Extracted entries:
+-------+
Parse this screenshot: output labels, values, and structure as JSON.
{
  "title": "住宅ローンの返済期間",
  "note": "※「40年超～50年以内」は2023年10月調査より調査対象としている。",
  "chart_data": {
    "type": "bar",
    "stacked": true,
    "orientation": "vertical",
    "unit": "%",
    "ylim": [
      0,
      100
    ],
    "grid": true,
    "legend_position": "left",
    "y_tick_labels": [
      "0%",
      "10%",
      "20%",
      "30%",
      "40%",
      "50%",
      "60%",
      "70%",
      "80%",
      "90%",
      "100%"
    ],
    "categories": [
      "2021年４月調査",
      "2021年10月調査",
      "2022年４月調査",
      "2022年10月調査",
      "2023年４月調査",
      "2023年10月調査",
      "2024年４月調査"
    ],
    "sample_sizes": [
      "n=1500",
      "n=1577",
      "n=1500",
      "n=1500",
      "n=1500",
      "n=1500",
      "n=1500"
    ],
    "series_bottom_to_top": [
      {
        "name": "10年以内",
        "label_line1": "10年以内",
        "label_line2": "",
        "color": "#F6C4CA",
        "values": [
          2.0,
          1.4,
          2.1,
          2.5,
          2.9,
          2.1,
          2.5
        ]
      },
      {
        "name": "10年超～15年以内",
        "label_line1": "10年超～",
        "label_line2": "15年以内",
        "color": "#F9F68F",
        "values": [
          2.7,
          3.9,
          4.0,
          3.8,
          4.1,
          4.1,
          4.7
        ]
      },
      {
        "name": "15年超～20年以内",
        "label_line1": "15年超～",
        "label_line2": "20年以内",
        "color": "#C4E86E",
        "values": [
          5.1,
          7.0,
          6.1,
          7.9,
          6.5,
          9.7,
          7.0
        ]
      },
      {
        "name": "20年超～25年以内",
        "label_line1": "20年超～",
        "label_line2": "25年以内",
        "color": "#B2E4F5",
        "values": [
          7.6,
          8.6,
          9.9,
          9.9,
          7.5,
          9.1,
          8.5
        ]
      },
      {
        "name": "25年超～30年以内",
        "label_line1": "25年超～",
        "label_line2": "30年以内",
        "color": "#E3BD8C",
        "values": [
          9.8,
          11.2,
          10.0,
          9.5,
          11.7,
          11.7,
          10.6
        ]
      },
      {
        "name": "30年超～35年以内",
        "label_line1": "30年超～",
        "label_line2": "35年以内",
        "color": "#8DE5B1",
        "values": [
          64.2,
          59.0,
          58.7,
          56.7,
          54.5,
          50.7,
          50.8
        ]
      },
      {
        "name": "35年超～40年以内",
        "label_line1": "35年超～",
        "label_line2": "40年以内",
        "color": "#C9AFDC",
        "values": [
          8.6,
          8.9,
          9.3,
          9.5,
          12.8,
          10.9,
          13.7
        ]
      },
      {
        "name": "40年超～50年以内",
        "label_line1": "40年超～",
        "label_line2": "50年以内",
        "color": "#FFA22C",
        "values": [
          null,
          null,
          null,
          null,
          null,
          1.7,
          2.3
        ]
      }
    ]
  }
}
+-------+
Exercise prompt: Nothing should be left out: repeat all of the data exactly.

Written reply:
Parse this screenshot: output labels, values, and structure as JSON.
{
  "title": "住宅ローンの返済期間",
  "note": "※「40年超～50年以内」は2023年10月調査より調査対象としている。",
  "chart_data": {
    "type": "bar",
    "stacked": true,
    "orientation": "vertical",
    "unit": "%",
    "ylim": [
      0,
      100
    ],
    "grid": true,
    "legend_position": "left",
    "y_tick_labels": [
      "0%",
      "10%",
      "20%",
      "30%",
      "40%",
      "50%",
      "60%",
      "70%",
      "80%",
      "90%",
      "100%"
    ],
    "categories": [
      "2021年４月調査",
      "2021年10月調査",
      "2022年４月調査",
      "2022年10月調査",
      "2023年４月調査",
      "2023年10月調査",
      "2024年４月調査"
    ],
    "sample_sizes": [
      "n=1500",
      "n=1577",
      "n=1500",
      "n=1500",
      "n=1500",
      "n=1500",
      "n=1500"
    ],
    "series_bottom_to_top": [
      {
        "name": "10年以内",
        "label_line1": "10年以内",
        "label_line2": "",
        "color": "#F6C4CA",
        "values": [
          2.0,
          1.4,
          2.1,
          2.5,
          2.9,
          2.1,
          2.5
        ]
      },
      {
        "name": "10年超～15年以内",
        "label_line1": "10年超～",
        "label_line2": "15年以内",
        "color": "#F9F68F",
        "values": [
          2.7,
          3.9,
          4.0,
          3.8,
          4.1,
          4.1,
          4.7
        ]
      },
      {
        "name": "15年超～20年以内",
        "label_line1": "15年超～",
        "label_line2": "20年以内",
        "color": "#C4E86E",
        "values": [
          5.1,
          7.0,
          6.1,
          7.9,
          6.5,
          9.7,
          7.0
        ]
      },
      {
        "name": "20年超～25年以内",
        "label_line1": "20年超～",
        "label_line2": "25年以内",
        "color": "#B2E4F5",
        "values": [
          7.6,
          8.6,
          9.9,
          9.9,
          7.5,
          9.1,
          8.5
        ]
      },
      {
        "name": "25年超～30年以内",
        "label_line1": "25年超～",
        "label_line2": "30年以内",
        "color": "#E3BD8C",
        "values": [
          9.8,
          11.2,
          10.0,
          9.5,
          11.7,
          11.7,
          10.6
        ]
      },
      {
        "name": "30年超～35年以内",
        "label_line1": "30年超～",
        "label_line2": "35年以内",
        "color": "#8DE5B1",
        "values": [
          64.2,
          59.0,
          58.7,
          56.7,
          54.5,
          50.7,
          50.8
        ]
      },
      {
        "name": "35年超～40年以内",
        "label_line1": "35年超～",
        "label_line2": "40年以内",
        "color": "#C9AFDC",
        "values": [
          8.6,
          8.9,
          9.3,
          9.5,
          12.8,
          10.9,
          13.7
        ]
      },
      {
        "name": "40年超～50年以内",
        "label_line1": "40年超～",
        "label_line2": "50年以内",
        "color": "#FFA22C",
        "values": [
          null,
          null,
          null,
          null,
          null,
          1.7,
          2.3
        ]
      }
    ]
  }
}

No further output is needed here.